# TASK TO COMPLETE:
Gather the lines below that include the string "додається", copying each in full.
--
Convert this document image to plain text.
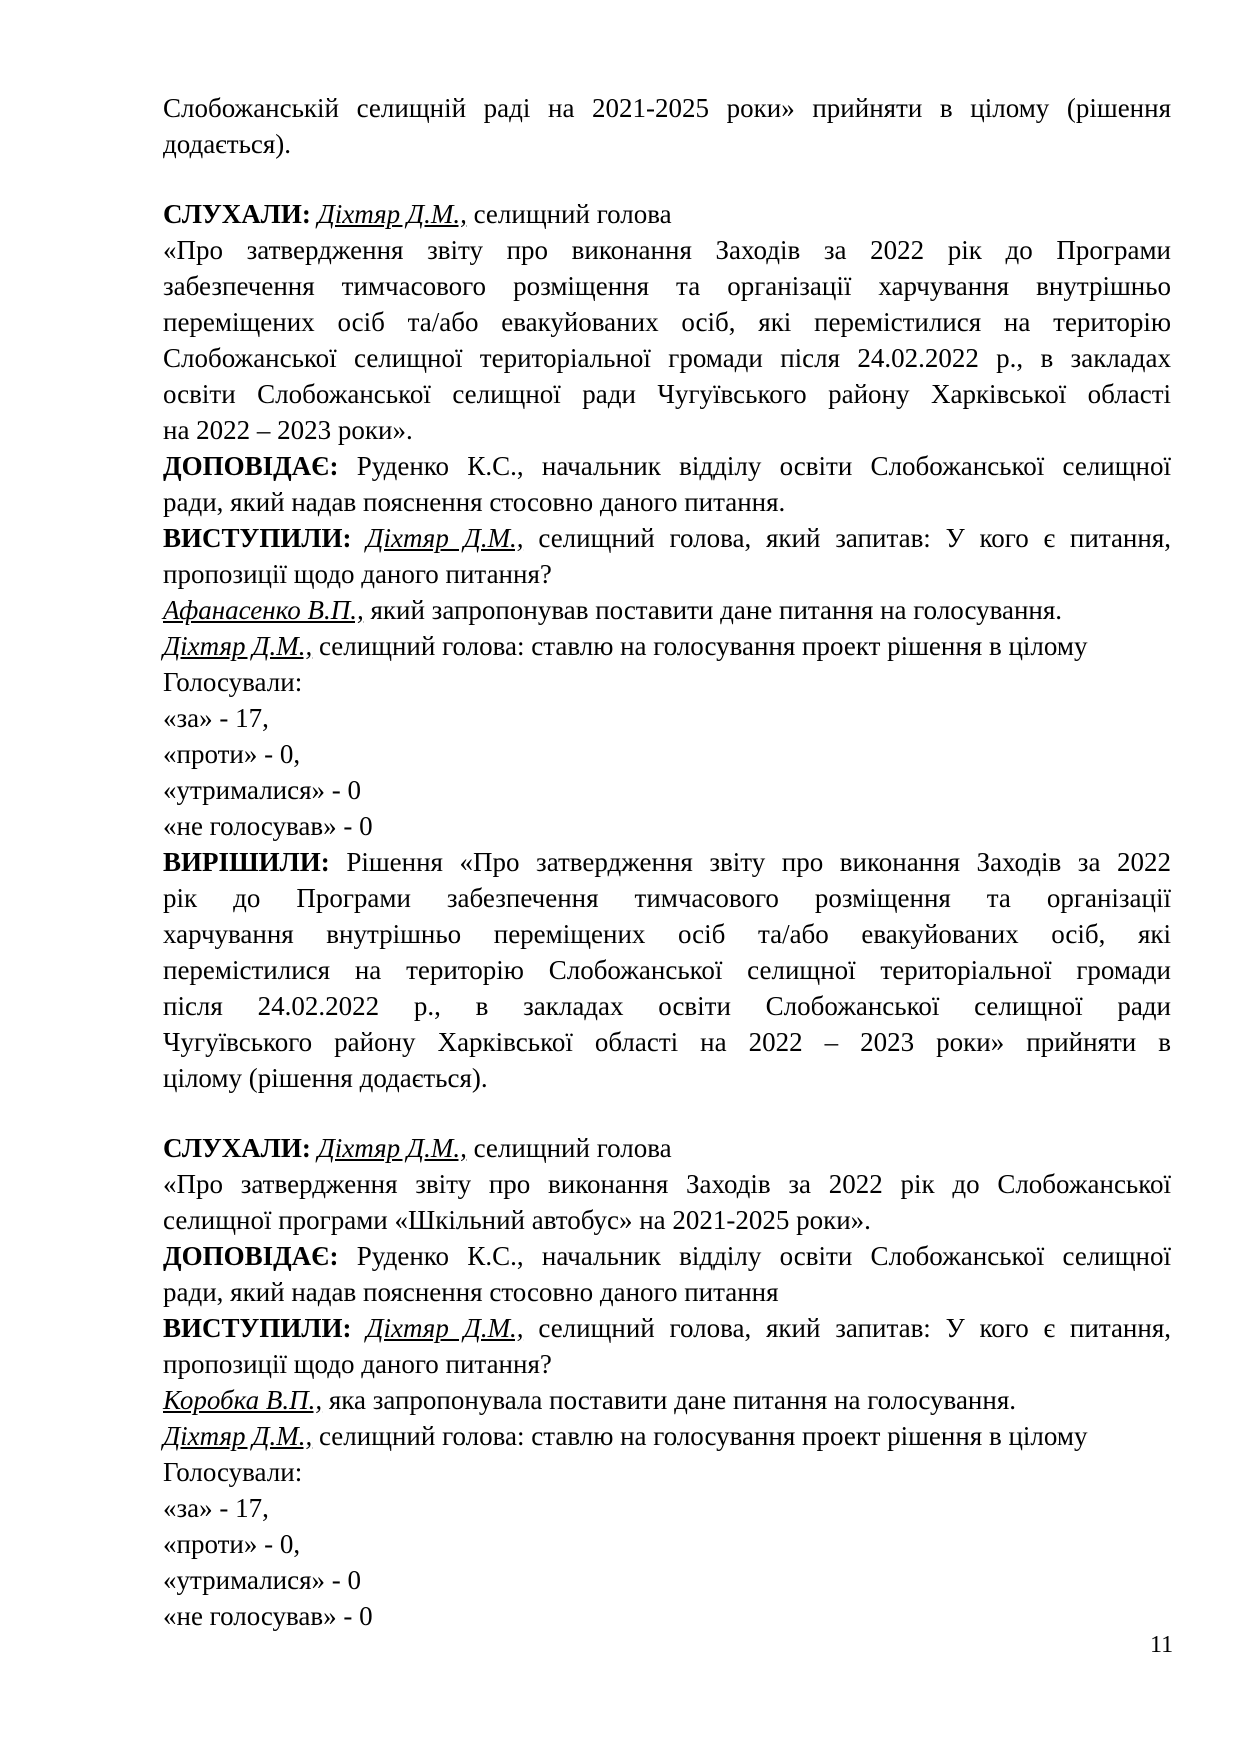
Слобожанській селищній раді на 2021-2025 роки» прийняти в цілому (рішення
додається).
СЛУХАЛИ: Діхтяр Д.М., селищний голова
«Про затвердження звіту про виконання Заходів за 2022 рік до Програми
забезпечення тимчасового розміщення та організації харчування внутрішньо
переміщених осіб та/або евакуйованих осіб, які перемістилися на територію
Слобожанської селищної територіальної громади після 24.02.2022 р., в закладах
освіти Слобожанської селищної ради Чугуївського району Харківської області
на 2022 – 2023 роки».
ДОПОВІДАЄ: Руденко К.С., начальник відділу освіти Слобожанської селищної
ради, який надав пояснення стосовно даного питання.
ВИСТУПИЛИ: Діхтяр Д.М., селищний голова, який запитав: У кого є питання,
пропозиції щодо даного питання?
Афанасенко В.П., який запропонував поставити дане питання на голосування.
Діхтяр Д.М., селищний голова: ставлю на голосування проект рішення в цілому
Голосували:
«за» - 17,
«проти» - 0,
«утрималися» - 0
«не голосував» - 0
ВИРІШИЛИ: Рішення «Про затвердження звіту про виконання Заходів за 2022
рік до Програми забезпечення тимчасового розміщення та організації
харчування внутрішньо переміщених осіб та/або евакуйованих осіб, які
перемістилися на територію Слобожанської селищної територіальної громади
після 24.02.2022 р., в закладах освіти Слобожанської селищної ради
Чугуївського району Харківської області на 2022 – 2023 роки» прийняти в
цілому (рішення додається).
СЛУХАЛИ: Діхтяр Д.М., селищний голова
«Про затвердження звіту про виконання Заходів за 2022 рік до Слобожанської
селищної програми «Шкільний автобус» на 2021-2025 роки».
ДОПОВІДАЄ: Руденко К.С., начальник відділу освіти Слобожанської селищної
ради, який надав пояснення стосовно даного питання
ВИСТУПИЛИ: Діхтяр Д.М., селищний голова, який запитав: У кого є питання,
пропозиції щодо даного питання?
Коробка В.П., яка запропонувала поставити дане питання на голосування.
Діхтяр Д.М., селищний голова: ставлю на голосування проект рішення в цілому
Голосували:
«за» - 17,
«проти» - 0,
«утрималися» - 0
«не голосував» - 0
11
--
# PROBLEM SOLUTION:
додається).
цілому (рішення додається).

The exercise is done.